Every entry that follows needs to be repeated exactly.

*Figure data in JSON*
· · · · ·

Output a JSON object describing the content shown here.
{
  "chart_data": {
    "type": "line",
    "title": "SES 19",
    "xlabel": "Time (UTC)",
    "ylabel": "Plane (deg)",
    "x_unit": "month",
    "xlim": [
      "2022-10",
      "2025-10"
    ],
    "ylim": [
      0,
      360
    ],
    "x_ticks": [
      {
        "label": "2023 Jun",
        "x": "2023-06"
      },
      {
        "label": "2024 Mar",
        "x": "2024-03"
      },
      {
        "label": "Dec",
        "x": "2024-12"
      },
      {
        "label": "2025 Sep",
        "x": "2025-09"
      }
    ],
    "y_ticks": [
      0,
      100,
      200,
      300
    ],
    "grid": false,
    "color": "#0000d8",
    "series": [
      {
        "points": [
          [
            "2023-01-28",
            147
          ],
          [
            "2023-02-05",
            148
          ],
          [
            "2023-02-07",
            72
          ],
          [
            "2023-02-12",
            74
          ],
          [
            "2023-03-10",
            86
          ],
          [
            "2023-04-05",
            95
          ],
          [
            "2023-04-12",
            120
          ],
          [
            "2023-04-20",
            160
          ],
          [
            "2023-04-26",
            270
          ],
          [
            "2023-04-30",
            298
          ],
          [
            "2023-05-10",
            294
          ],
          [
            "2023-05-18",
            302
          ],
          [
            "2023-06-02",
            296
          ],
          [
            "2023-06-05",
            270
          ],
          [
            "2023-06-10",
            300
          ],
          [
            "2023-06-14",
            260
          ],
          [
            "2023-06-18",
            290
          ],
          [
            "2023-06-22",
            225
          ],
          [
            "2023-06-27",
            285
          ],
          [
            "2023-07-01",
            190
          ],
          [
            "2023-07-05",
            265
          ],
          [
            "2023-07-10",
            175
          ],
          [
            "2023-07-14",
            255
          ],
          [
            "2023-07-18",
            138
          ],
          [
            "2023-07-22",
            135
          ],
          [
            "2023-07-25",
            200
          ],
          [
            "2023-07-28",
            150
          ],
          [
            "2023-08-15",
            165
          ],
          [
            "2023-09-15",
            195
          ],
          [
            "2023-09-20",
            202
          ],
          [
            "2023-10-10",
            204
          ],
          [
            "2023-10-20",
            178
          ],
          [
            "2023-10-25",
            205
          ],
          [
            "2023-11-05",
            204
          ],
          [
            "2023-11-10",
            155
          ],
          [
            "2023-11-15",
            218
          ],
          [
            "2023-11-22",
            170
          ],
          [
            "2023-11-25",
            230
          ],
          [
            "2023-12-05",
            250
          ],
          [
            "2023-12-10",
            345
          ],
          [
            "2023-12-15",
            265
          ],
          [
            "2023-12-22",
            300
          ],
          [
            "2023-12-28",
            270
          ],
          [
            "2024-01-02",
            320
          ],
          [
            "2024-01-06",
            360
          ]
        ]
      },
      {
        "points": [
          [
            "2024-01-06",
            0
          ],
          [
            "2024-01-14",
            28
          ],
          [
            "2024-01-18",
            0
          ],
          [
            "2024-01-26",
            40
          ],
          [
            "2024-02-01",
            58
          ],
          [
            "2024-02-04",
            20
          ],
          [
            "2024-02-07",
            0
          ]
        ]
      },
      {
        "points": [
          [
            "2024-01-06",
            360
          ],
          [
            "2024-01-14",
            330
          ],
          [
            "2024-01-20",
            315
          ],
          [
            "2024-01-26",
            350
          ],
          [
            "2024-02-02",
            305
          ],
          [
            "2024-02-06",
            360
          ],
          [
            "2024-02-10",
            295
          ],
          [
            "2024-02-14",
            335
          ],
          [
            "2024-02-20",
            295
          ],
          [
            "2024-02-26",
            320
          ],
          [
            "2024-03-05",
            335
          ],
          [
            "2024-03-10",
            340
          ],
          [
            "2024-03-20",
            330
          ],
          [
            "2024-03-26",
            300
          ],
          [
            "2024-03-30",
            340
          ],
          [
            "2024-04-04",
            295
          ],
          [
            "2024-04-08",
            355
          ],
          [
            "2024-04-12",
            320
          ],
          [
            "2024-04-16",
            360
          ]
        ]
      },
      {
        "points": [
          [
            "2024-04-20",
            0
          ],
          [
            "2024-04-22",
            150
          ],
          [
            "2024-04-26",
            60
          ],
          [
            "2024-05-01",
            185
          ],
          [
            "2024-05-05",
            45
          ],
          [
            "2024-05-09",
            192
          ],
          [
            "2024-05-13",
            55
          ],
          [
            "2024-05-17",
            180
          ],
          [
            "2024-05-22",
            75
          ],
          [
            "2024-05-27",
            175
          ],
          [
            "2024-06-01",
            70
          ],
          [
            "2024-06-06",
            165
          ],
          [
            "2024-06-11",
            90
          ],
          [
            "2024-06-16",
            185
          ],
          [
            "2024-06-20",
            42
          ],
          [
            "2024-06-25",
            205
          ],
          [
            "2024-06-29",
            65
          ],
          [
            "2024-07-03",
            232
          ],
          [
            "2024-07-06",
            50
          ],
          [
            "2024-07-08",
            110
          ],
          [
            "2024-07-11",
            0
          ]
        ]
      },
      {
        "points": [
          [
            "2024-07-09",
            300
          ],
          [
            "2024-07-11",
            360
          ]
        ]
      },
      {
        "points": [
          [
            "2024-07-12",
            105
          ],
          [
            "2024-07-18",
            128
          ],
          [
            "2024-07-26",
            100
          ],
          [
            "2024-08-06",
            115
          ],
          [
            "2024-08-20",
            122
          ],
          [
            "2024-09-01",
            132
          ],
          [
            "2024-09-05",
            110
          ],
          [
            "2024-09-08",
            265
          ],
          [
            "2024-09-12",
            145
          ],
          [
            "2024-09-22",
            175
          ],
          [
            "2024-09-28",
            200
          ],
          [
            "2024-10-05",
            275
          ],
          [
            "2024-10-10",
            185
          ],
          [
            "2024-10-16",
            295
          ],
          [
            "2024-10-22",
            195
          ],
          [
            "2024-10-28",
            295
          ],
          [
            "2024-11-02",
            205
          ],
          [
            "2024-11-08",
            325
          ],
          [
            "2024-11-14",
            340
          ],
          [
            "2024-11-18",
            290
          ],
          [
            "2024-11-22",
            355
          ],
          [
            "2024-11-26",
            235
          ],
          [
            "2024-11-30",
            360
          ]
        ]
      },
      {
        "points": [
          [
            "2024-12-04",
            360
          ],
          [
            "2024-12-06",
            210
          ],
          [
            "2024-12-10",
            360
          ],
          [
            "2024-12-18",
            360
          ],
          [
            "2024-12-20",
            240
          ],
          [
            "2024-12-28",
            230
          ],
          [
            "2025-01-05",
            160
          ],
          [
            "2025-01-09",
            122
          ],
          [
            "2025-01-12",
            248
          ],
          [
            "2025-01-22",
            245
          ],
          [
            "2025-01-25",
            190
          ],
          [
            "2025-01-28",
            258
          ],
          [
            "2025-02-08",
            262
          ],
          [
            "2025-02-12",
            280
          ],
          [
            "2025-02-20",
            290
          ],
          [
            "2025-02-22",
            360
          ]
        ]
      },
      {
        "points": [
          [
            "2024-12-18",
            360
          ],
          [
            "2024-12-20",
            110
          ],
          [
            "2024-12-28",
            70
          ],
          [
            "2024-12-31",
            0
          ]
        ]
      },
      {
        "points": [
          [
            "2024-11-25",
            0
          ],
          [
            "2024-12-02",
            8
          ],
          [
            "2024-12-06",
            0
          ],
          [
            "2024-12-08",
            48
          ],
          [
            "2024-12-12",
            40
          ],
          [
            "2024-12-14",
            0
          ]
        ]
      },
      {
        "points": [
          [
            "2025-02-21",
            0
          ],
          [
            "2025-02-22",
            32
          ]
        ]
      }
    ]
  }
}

· · · · ·

*RESULT*
Output a JSON object describing the content shown here.
{
  "chart_data": {
    "type": "line",
    "title": "SES 19",
    "xlabel": "Time (UTC)",
    "ylabel": "Plane (deg)",
    "x_unit": "month",
    "xlim": [
      "2022-10",
      "2025-10"
    ],
    "ylim": [
      0,
      360
    ],
    "x_ticks": [
      {
        "label": "2023 Jun",
        "x": "2023-06"
      },
      {
        "label": "2024 Mar",
        "x": "2024-03"
      },
      {
        "label": "Dec",
        "x": "2024-12"
      },
      {
        "label": "2025 Sep",
        "x": "2025-09"
      }
    ],
    "y_ticks": [
      0,
      100,
      200,
      300
    ],
    "grid": false,
    "color": "#0000d8",
    "series": [
      {
        "points": [
          [
            "2023-01-28",
            147
          ],
          [
            "2023-02-05",
            148
          ],
          [
            "2023-02-07",
            72
          ],
          [
            "2023-02-12",
            74
          ],
          [
            "2023-03-10",
            86
          ],
          [
            "2023-04-05",
            95
          ],
          [
            "2023-04-12",
            120
          ],
          [
            "2023-04-20",
            160
          ],
          [
            "2023-04-26",
            270
          ],
          [
            "2023-04-30",
            298
          ],
          [
            "2023-05-10",
            294
          ],
          [
            "2023-05-18",
            302
          ],
          [
            "2023-06-02",
            296
          ],
          [
            "2023-06-05",
            270
          ],
          [
            "2023-06-10",
            300
          ],
          [
            "2023-06-14",
            260
          ],
          [
            "2023-06-18",
            290
          ],
          [
            "2023-06-22",
            225
          ],
          [
            "2023-06-27",
            285
          ],
          [
            "2023-07-01",
            190
          ],
          [
            "2023-07-05",
            265
          ],
          [
            "2023-07-10",
            175
          ],
          [
            "2023-07-14",
            255
          ],
          [
            "2023-07-18",
            138
          ],
          [
            "2023-07-22",
            135
          ],
          [
            "2023-07-25",
            200
          ],
          [
            "2023-07-28",
            150
          ],
          [
            "2023-08-15",
            165
          ],
          [
            "2023-09-15",
            195
          ],
          [
            "2023-09-20",
            202
          ],
          [
            "2023-10-10",
            204
          ],
          [
            "2023-10-20",
            178
          ],
          [
            "2023-10-25",
            205
          ],
          [
            "2023-11-05",
            204
          ],
          [
            "2023-11-10",
            155
          ],
          [
            "2023-11-15",
            218
          ],
          [
            "2023-11-22",
            170
          ],
          [
            "2023-11-25",
            230
          ],
          [
            "2023-12-05",
            250
          ],
          [
            "2023-12-10",
            345
          ],
          [
            "2023-12-15",
            265
          ],
          [
            "2023-12-22",
            300
          ],
          [
            "2023-12-28",
            270
          ],
          [
            "2024-01-02",
            320
          ],
          [
            "2024-01-06",
            360
          ]
        ]
      },
      {
        "points": [
          [
            "2024-01-06",
            0
          ],
          [
            "2024-01-14",
            28
          ],
          [
            "2024-01-18",
            0
          ],
          [
            "2024-01-26",
            40
          ],
          [
            "2024-02-01",
            58
          ],
          [
            "2024-02-04",
            20
          ],
          [
            "2024-02-07",
            0
          ]
        ]
      },
      {
        "points": [
          [
            "2024-01-06",
            360
          ],
          [
            "2024-01-14",
            330
          ],
          [
            "2024-01-20",
            315
          ],
          [
            "2024-01-26",
            350
          ],
          [
            "2024-02-02",
            305
          ],
          [
            "2024-02-06",
            360
          ],
          [
            "2024-02-10",
            295
          ],
          [
            "2024-02-14",
            335
          ],
          [
            "2024-02-20",
            295
          ],
          [
            "2024-02-26",
            320
          ],
          [
            "2024-03-05",
            335
          ],
          [
            "2024-03-10",
            340
          ],
          [
            "2024-03-20",
            330
          ],
          [
            "2024-03-26",
            300
          ],
          [
            "2024-03-30",
            340
          ],
          [
            "2024-04-04",
            295
          ],
          [
            "2024-04-08",
            355
          ],
          [
            "2024-04-12",
            320
          ],
          [
            "2024-04-16",
            360
          ]
        ]
      },
      {
        "points": [
          [
            "2024-04-20",
            0
          ],
          [
            "2024-04-22",
            150
          ],
          [
            "2024-04-26",
            60
          ],
          [
            "2024-05-01",
            185
          ],
          [
            "2024-05-05",
            45
          ],
          [
            "2024-05-09",
            192
          ],
          [
            "2024-05-13",
            55
          ],
          [
            "2024-05-17",
            180
          ],
          [
            "2024-05-22",
            75
          ],
          [
            "2024-05-27",
            175
          ],
          [
            "2024-06-01",
            70
          ],
          [
            "2024-06-06",
            165
          ],
          [
            "2024-06-11",
            90
          ],
          [
            "2024-06-16",
            185
          ],
          [
            "2024-06-20",
            42
          ],
          [
            "2024-06-25",
            205
          ],
          [
            "2024-06-29",
            65
          ],
          [
            "2024-07-03",
            232
          ],
          [
            "2024-07-06",
            50
          ],
          [
            "2024-07-08",
            110
          ],
          [
            "2024-07-11",
            0
          ]
        ]
      },
      {
        "points": [
          [
            "2024-07-09",
            300
          ],
          [
            "2024-07-11",
            360
          ]
        ]
      },
      {
        "points": [
          [
            "2024-07-12",
            105
          ],
          [
            "2024-07-18",
            128
          ],
          [
            "2024-07-26",
            100
          ],
          [
            "2024-08-06",
            115
          ],
          [
            "2024-08-20",
            122
          ],
          [
            "2024-09-01",
            132
          ],
          [
            "2024-09-05",
            110
          ],
          [
            "2024-09-08",
            265
          ],
          [
            "2024-09-12",
            145
          ],
          [
            "2024-09-22",
            175
          ],
          [
            "2024-09-28",
            200
          ],
          [
            "2024-10-05",
            275
          ],
          [
            "2024-10-10",
            185
          ],
          [
            "2024-10-16",
            295
          ],
          [
            "2024-10-22",
            195
          ],
          [
            "2024-10-28",
            295
          ],
          [
            "2024-11-02",
            205
          ],
          [
            "2024-11-08",
            325
          ],
          [
            "2024-11-14",
            340
          ],
          [
            "2024-11-18",
            290
          ],
          [
            "2024-11-22",
            355
          ],
          [
            "2024-11-26",
            235
          ],
          [
            "2024-11-30",
            360
          ]
        ]
      },
      {
        "points": [
          [
            "2024-12-04",
            360
          ],
          [
            "2024-12-06",
            210
          ],
          [
            "2024-12-10",
            360
          ],
          [
            "2024-12-18",
            360
          ],
          [
            "2024-12-20",
            240
          ],
          [
            "2024-12-28",
            230
          ],
          [
            "2025-01-05",
            160
          ],
          [
            "2025-01-09",
            122
          ],
          [
            "2025-01-12",
            248
          ],
          [
            "2025-01-22",
            245
          ],
          [
            "2025-01-25",
            190
          ],
          [
            "2025-01-28",
            258
          ],
          [
            "2025-02-08",
            262
          ],
          [
            "2025-02-12",
            280
          ],
          [
            "2025-02-20",
            290
          ],
          [
            "2025-02-22",
            360
          ]
        ]
      },
      {
        "points": [
          [
            "2024-12-18",
            360
          ],
          [
            "2024-12-20",
            110
          ],
          [
            "2024-12-28",
            70
          ],
          [
            "2024-12-31",
            0
          ]
        ]
      },
      {
        "points": [
          [
            "2024-11-25",
            0
          ],
          [
            "2024-12-02",
            8
          ],
          [
            "2024-12-06",
            0
          ],
          [
            "2024-12-08",
            48
          ],
          [
            "2024-12-12",
            40
          ],
          [
            "2024-12-14",
            0
          ]
        ]
      },
      {
        "points": [
          [
            "2025-02-21",
            0
          ],
          [
            "2025-02-22",
            32
          ]
        ]
      }
    ]
  }
}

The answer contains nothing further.